- _WHAT THE TASK ASKS_:
Quote the listing below in full and exactly as written, but omit every picture.

- _RECORDS SUPPLIED_:

......

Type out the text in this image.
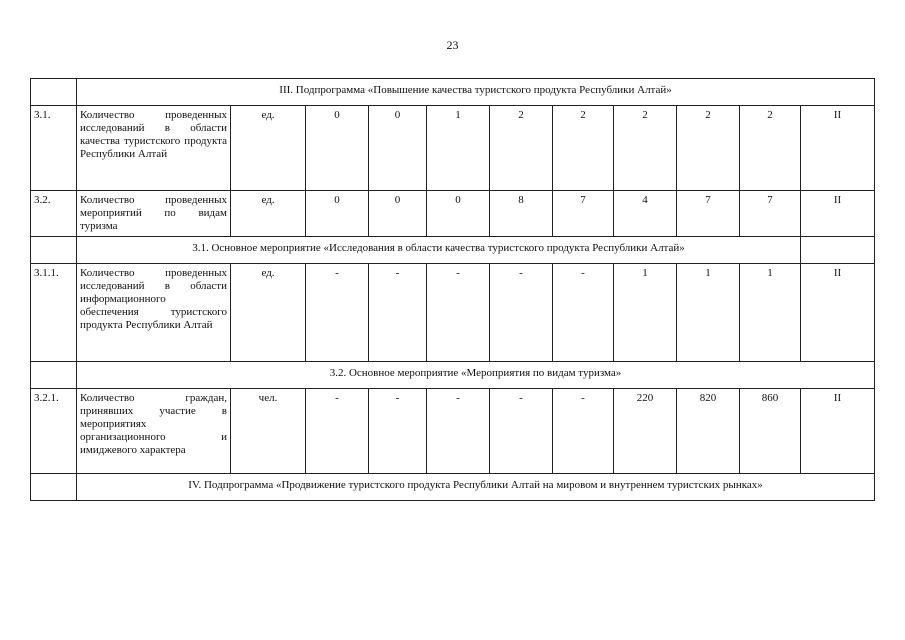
23
	III. Подпрограмма «Повышение качества туристского продукта Республики Алтай»										
3.1.	Количество проведенных исследований в области качества туристского продукта Республики Алтай	ед.	0	0	1	2	2	2	2	2	II
3.2.	Количество проведенных мероприятий по видам туризма	ед.	0	0	0	8	7	4	7	7	II
	3.1. Основное мероприятие «Исследования в области качества туристского продукта Республики Алтай»										
3.1.1.	Количество проведенных исследований в области информационного обеспечения туристского продукта Республики Алтай	ед.	-	-	-	-	-	1	1	1	II
	3.2. Основное мероприятие «Мероприятия по видам туризма»										
3.2.1.	Количество граждан, принявших участие в мероприятиях организационного и имиджевого характера	чел.	-	-	-	-	-	220	820	860	II
	IV. Подпрограмма «Продвижение туристского продукта Республики Алтай на мировом и внутреннем туристских рынках»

......

- _RESPONSE TO THIS EXERCISE_:
Type out the text in this image.
23
	III. Подпрограмма «Повышение качества туристского продукта Республики Алтай»										
3.1.	Количество проведенных исследований в области качества туристского продукта Республики Алтай	ед.	0	0	1	2	2	2	2	2	II
3.2.	Количество проведенных мероприятий по видам туризма	ед.	0	0	0	8	7	4	7	7	II
	3.1. Основное мероприятие «Исследования в области качества туристского продукта Республики Алтай»										
3.1.1.	Количество проведенных исследований в области информационного обеспечения туристского продукта Республики Алтай	ед.	-	-	-	-	-	1	1	1	II
	3.2. Основное мероприятие «Мероприятия по видам туризма»										
3.2.1.	Количество граждан, принявших участие в мероприятиях организационного и имиджевого характера	чел.	-	-	-	-	-	220	820	860	II
	IV. Подпрограмма «Продвижение туристского продукта Республики Алтай на мировом и внутреннем туристских рынках»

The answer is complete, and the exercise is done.